Copy each line that contains the string "title".

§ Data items
'''
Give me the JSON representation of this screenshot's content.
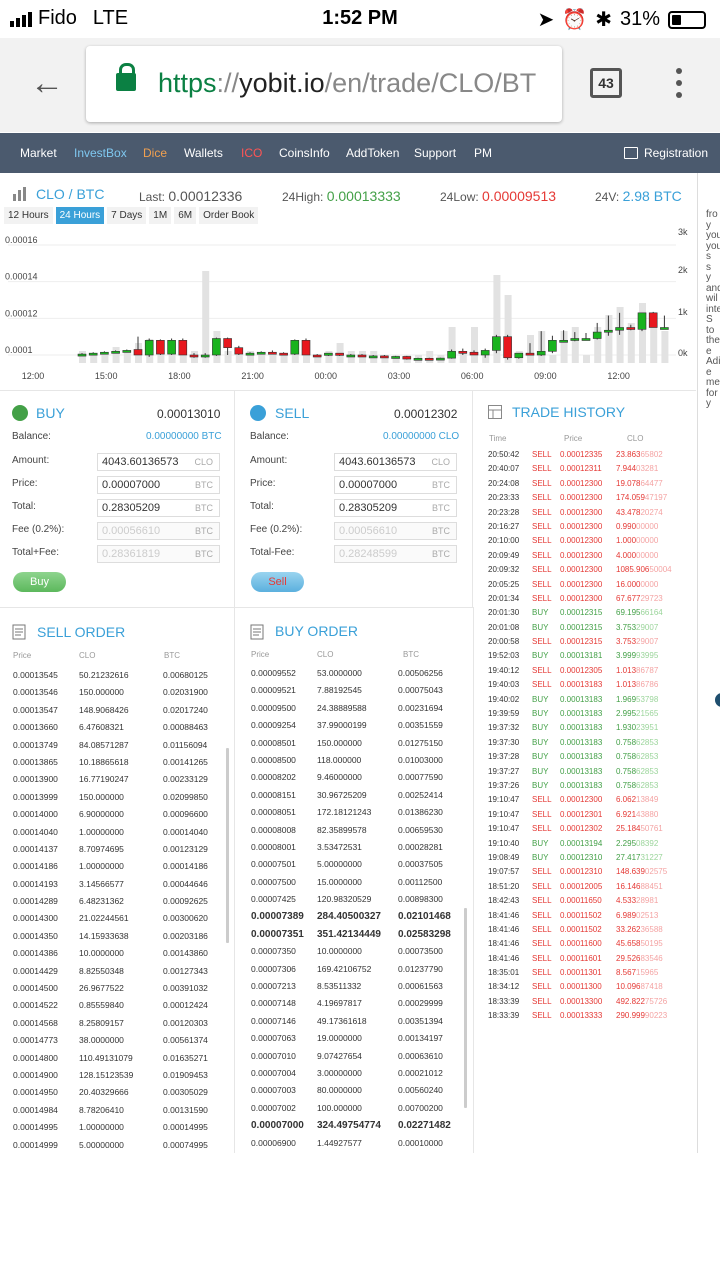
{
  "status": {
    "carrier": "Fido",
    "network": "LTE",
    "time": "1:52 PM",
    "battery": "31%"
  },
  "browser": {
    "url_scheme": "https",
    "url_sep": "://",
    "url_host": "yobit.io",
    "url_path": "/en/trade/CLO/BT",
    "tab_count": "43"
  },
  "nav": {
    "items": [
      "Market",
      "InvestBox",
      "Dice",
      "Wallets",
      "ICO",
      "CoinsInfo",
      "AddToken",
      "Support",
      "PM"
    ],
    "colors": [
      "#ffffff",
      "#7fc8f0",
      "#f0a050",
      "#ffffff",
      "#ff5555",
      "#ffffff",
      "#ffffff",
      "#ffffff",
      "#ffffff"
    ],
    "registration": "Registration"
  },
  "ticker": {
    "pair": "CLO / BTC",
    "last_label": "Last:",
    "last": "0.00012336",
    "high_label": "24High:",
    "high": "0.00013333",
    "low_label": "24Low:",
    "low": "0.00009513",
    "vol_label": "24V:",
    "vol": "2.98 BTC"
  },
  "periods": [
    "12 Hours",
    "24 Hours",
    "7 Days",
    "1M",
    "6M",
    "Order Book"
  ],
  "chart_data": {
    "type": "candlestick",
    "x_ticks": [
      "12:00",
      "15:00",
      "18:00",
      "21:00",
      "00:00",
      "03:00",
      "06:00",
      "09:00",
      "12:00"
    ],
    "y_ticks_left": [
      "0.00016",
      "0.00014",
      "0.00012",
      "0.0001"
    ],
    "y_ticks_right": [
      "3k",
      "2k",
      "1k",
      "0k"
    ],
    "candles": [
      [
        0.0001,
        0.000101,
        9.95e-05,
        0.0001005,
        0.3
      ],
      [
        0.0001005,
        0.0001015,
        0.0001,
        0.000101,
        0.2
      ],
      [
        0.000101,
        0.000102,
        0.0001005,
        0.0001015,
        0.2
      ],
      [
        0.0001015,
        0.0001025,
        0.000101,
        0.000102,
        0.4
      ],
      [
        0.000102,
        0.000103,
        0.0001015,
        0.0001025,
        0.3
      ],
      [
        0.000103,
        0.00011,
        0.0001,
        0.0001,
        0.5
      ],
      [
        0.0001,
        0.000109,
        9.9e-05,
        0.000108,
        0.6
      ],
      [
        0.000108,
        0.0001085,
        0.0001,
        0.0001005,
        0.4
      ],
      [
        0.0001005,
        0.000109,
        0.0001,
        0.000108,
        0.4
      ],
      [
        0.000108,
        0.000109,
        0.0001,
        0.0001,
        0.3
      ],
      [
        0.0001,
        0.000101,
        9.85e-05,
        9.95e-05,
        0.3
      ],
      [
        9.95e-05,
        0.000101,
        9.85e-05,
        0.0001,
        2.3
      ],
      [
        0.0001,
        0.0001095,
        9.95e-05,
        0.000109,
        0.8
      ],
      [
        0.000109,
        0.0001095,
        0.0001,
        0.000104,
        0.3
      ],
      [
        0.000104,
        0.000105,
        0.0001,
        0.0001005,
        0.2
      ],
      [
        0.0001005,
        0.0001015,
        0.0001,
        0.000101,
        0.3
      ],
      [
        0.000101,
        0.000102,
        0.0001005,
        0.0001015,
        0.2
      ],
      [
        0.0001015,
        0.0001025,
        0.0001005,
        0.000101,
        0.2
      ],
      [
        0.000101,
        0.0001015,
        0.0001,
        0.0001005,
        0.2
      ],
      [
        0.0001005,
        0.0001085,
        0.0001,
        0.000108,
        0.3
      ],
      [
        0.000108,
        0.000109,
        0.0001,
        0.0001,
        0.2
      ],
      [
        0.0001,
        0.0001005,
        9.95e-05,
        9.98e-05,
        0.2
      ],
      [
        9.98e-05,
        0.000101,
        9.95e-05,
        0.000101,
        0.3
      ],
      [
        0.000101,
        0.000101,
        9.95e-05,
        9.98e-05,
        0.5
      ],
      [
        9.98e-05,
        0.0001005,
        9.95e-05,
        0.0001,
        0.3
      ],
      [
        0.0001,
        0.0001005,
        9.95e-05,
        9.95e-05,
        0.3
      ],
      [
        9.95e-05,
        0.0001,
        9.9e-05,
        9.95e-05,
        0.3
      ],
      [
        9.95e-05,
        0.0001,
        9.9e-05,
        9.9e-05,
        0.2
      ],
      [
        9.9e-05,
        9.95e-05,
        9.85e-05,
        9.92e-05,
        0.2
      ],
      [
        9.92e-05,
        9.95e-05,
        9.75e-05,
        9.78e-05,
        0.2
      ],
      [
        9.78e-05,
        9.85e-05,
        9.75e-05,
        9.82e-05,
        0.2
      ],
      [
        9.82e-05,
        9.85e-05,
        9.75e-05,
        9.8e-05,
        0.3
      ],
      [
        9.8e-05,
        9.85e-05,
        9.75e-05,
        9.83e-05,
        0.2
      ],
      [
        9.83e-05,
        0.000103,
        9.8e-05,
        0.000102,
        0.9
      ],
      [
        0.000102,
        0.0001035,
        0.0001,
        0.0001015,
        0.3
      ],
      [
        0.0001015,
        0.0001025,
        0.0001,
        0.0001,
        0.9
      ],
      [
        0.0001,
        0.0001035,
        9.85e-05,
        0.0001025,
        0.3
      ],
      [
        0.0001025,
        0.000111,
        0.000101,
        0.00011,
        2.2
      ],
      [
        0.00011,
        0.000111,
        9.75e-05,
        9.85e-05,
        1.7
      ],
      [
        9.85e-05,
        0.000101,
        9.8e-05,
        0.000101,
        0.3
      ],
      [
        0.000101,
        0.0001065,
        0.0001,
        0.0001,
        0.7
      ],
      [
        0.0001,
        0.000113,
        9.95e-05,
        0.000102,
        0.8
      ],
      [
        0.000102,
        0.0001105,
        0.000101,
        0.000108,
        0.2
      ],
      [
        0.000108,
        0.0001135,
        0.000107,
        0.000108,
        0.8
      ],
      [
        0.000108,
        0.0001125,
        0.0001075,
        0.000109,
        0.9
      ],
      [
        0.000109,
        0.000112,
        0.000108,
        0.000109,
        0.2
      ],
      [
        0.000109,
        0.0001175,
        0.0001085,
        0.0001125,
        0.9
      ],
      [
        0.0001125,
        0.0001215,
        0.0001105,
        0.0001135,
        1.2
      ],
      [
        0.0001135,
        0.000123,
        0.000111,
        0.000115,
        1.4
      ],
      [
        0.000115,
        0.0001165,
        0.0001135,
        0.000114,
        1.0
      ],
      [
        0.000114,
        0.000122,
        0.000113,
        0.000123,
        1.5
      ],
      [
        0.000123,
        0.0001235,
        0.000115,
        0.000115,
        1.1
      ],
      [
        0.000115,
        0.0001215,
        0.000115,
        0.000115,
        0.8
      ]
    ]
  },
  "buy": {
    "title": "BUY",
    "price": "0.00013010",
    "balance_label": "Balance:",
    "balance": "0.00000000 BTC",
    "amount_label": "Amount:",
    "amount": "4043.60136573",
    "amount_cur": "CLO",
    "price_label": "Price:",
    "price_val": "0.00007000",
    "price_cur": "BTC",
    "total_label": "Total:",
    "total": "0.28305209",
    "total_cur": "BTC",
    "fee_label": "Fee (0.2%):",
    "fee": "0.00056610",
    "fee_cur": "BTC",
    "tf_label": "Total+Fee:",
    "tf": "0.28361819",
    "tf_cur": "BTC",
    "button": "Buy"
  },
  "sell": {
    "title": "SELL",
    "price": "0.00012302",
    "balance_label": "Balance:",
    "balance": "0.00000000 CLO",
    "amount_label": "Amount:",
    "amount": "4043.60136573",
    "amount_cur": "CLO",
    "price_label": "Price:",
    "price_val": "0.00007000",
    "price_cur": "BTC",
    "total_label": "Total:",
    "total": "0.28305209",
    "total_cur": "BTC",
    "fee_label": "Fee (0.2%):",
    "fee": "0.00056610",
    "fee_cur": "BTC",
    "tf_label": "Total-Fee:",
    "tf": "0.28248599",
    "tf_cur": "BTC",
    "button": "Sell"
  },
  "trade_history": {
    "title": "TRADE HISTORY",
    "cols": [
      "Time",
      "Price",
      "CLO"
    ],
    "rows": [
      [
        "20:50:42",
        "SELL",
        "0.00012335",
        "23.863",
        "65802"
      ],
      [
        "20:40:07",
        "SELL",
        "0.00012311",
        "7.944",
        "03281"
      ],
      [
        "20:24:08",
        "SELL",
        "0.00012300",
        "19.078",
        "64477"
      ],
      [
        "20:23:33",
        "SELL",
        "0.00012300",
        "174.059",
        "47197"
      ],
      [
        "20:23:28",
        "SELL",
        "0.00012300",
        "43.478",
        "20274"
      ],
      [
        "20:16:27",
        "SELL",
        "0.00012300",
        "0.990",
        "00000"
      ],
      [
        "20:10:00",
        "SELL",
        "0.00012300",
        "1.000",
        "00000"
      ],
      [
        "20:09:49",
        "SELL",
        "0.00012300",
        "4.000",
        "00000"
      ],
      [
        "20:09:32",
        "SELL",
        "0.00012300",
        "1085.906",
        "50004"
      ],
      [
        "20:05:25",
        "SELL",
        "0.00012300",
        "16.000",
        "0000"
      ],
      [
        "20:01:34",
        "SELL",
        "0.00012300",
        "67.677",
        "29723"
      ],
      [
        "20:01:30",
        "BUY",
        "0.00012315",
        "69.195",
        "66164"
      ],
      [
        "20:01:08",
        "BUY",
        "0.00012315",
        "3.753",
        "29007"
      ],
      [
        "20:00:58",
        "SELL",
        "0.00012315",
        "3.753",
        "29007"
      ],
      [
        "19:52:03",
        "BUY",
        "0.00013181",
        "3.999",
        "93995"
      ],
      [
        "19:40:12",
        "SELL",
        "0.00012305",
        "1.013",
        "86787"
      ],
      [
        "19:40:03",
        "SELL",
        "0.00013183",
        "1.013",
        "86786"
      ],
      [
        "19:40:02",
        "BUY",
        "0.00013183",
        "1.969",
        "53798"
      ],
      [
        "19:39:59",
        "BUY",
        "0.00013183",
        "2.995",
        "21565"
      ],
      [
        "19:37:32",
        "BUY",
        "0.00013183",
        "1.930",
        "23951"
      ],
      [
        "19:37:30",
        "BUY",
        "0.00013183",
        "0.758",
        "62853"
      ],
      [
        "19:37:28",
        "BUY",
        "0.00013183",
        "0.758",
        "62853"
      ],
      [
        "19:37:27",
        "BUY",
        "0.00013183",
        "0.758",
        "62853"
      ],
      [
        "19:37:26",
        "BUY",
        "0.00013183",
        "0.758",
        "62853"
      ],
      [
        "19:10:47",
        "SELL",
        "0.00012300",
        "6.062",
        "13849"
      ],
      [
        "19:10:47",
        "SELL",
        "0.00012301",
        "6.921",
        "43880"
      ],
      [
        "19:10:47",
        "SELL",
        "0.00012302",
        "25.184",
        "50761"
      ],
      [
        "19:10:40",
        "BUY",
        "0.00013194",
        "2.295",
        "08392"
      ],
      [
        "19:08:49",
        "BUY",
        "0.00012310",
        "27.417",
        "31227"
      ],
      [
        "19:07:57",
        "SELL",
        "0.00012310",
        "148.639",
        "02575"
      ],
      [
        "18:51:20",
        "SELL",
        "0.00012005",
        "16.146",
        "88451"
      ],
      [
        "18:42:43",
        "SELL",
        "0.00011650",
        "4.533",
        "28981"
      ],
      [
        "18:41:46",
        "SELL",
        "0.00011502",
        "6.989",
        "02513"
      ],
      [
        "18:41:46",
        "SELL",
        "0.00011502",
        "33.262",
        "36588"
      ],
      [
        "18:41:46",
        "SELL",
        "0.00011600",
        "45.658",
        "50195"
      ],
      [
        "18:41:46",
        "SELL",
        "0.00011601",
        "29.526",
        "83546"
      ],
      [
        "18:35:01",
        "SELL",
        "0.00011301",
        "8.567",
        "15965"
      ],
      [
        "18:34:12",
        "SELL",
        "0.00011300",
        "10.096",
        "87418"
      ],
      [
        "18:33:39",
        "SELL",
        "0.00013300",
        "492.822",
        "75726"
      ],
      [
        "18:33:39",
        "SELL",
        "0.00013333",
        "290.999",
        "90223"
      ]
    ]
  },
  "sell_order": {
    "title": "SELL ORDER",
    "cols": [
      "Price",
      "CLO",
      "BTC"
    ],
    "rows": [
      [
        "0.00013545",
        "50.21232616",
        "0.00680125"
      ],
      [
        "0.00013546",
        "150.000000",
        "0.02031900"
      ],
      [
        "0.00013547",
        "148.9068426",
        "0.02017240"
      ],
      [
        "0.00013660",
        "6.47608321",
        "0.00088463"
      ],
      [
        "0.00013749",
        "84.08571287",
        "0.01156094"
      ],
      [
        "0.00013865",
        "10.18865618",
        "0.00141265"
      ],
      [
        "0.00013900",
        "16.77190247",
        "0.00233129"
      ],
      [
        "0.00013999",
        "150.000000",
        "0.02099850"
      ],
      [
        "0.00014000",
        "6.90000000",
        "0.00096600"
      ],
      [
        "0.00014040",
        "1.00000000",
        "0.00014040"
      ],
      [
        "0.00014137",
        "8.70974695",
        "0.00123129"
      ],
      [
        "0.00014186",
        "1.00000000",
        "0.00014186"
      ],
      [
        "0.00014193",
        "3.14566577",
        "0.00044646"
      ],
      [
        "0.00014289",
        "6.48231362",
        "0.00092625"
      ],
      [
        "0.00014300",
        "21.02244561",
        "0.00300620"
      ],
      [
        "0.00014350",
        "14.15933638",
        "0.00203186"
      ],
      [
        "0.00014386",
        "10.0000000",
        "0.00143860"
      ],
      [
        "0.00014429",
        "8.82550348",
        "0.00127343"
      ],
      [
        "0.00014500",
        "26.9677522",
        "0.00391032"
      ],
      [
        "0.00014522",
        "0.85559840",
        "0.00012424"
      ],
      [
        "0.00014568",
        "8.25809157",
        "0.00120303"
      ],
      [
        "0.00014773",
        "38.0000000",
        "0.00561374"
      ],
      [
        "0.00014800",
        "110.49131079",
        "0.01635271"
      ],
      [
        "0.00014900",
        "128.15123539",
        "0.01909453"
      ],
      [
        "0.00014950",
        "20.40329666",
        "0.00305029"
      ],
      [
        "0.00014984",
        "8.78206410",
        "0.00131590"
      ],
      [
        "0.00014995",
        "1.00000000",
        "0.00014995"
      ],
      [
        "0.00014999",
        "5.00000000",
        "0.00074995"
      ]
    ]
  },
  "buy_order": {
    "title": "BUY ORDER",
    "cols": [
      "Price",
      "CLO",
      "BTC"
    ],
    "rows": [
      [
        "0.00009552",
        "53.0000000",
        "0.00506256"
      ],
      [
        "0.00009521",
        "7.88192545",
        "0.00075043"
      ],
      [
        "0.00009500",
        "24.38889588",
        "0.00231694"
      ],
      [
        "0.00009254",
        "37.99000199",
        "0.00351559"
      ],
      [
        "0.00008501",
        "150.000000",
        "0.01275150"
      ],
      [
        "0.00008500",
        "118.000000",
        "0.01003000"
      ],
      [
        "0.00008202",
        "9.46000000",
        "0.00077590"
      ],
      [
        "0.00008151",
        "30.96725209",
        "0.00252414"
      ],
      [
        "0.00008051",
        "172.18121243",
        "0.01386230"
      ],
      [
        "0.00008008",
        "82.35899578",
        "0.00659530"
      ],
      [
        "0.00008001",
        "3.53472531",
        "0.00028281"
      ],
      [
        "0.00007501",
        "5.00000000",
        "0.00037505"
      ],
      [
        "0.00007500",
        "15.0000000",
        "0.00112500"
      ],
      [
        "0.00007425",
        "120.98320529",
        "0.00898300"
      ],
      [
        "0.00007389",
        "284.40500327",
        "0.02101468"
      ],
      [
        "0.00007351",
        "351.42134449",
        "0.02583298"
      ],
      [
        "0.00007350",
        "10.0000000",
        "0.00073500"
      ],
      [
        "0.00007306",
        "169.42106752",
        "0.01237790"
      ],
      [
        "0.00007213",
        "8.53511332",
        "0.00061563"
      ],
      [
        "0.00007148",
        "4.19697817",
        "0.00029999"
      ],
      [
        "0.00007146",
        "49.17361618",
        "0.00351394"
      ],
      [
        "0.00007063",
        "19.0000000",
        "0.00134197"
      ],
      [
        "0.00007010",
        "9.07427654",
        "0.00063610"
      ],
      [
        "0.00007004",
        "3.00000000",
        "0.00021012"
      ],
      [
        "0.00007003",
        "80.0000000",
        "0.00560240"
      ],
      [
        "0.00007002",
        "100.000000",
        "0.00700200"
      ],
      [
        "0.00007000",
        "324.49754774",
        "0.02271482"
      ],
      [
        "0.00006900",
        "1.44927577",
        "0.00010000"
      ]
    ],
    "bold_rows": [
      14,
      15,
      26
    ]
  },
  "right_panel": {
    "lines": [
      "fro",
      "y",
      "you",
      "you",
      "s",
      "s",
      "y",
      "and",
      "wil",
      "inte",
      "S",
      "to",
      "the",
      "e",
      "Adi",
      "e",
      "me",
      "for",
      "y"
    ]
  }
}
'''
'''
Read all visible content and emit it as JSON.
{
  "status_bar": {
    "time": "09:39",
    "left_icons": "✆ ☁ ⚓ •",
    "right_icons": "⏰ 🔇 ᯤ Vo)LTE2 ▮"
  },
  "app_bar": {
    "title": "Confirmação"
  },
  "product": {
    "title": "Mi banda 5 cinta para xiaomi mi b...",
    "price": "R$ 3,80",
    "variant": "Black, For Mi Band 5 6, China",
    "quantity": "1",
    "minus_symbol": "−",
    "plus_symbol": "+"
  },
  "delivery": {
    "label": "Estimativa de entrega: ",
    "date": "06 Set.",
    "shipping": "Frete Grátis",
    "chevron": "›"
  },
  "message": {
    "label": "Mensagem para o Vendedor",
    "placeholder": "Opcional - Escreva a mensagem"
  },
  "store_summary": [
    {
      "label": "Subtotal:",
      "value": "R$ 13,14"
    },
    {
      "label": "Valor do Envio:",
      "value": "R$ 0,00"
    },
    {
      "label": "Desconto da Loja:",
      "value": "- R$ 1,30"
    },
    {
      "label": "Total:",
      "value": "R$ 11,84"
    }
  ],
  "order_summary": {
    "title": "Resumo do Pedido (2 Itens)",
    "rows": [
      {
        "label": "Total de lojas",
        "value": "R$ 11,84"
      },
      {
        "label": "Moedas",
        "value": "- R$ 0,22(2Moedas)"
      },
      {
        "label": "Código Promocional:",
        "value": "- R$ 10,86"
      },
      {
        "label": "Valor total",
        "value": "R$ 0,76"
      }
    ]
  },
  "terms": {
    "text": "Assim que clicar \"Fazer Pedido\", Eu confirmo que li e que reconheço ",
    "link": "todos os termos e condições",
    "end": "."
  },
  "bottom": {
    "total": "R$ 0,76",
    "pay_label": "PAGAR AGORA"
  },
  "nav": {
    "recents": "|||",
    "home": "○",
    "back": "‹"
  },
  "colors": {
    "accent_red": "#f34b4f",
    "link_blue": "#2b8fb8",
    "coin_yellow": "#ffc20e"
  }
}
'''
§ Solution to this problem
    "title": "BUY",
    "title": "SELL",
    "title": "TRADE HISTORY",
    "title": "SELL ORDER",
    "title": "BUY ORDER",
    "title": "Confirmação"
    "title": "Mi banda 5 cinta para xiaomi mi b...",
    "title": "Resumo do Pedido (2 Itens)",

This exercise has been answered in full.